Data provided Block Start
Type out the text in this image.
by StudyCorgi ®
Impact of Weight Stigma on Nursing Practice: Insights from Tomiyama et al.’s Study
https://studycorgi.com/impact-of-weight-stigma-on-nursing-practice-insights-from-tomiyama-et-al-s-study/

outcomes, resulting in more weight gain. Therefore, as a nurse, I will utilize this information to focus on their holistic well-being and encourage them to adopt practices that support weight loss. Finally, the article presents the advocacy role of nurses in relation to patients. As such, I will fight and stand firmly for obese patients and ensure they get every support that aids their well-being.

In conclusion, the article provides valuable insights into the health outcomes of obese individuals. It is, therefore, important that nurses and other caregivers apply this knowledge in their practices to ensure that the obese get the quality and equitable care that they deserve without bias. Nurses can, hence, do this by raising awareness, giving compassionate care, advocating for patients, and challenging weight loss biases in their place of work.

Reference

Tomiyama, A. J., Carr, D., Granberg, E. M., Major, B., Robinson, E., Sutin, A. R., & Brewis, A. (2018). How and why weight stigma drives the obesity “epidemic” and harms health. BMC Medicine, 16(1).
Data provided Block End
Data provided Block Start
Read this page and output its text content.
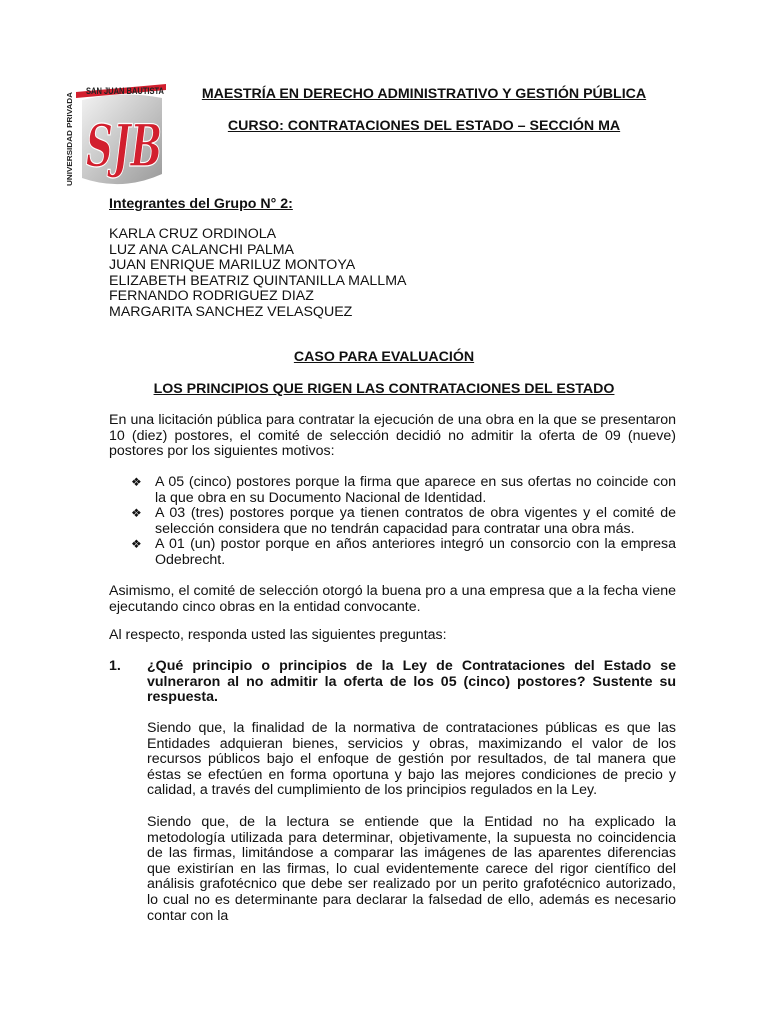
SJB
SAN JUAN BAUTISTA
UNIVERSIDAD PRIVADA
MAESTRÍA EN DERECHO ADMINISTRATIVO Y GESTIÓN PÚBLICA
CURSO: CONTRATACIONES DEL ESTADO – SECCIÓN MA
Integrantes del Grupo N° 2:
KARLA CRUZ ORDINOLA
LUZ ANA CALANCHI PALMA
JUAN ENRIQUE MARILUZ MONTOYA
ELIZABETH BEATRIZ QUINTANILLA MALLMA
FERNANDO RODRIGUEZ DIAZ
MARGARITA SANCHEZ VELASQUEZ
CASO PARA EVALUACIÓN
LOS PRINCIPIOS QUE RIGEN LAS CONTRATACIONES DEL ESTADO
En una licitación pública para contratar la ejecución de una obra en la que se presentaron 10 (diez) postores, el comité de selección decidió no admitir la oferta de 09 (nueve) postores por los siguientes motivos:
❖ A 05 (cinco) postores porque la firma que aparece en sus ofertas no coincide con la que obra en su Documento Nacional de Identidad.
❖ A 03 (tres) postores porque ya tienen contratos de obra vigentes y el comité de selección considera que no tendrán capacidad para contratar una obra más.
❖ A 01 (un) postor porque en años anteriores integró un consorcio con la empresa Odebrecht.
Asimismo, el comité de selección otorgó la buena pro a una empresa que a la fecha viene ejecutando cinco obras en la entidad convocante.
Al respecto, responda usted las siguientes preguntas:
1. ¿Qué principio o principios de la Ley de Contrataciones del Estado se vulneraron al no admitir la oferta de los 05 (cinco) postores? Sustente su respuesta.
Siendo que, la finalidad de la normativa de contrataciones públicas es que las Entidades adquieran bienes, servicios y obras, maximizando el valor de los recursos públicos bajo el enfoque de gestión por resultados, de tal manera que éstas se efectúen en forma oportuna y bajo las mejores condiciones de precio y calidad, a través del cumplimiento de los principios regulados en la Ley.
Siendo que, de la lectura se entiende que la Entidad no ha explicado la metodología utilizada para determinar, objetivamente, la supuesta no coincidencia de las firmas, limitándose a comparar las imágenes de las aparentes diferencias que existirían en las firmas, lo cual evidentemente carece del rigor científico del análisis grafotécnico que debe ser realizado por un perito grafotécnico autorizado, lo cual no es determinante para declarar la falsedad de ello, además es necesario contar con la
Data provided Block End
_Exercise requirements_.
Find the lines of the listing above that hold "empresa". Please copy them.

_Answer box_.
❖ A 01 (un) postor porque en años anteriores integró un consorcio con la empresa Odebrecht.
Asimismo, el comité de selección otorgó la buena pro a una empresa que a la fecha viene ejecutando cinco obras en la entidad convocante.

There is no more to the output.